Aim:
Pick out all lines with the word "title" from the records that follow.

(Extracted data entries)
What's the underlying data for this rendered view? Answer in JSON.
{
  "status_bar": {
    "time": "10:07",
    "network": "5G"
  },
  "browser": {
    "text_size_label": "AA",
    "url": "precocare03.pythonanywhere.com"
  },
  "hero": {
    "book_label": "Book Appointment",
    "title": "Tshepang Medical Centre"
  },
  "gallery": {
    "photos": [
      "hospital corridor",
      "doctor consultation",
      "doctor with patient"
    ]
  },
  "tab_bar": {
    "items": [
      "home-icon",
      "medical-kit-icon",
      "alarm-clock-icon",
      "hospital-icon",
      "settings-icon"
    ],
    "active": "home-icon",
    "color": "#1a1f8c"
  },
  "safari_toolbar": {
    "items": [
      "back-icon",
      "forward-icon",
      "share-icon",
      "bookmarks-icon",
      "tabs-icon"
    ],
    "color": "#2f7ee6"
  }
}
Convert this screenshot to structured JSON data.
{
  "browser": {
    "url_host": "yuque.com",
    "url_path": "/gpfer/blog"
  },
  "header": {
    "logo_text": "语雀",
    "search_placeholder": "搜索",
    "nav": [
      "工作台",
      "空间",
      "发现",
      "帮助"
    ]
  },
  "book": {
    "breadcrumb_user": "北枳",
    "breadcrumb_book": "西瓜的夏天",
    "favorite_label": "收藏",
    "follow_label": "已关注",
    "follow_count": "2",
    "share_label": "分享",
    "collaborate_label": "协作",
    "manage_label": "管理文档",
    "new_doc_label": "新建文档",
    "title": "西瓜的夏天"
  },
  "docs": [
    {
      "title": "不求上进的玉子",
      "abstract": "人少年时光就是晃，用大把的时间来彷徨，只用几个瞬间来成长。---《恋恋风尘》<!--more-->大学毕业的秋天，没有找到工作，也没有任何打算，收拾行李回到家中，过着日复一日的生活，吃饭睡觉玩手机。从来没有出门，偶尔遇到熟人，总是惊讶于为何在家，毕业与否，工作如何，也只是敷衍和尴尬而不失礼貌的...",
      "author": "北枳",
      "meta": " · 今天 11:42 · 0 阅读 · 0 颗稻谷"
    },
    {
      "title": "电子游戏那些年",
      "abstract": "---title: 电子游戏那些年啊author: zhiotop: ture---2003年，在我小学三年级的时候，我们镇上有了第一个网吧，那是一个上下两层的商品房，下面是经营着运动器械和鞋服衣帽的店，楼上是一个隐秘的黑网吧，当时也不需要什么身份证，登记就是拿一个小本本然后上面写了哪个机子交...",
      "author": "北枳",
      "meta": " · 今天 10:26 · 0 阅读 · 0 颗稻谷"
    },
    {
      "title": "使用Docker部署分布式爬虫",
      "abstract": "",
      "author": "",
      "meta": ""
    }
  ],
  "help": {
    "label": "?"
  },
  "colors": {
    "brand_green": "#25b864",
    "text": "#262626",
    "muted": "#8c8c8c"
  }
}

Solution:
    "title": "Tshepang Medical Centre"
    "title": "西瓜的夏天"
      "title": "不求上进的玉子",
      "title": "电子游戏那些年",
      "abstract": "---title: 电子游戏那些年啊author: zhiotop: ture---2003年，在我小学三年级的时候，我们镇上有了第一个网吧，那是一个上下两层的商品房，下面是经营着运动器械和鞋服衣帽的店，楼上是一个隐秘的黑网吧，当时也不需要什么身份证，登记就是拿一个小本本然后上面写了哪个机子交...",
      "title": "使用Docker部署分布式爬虫",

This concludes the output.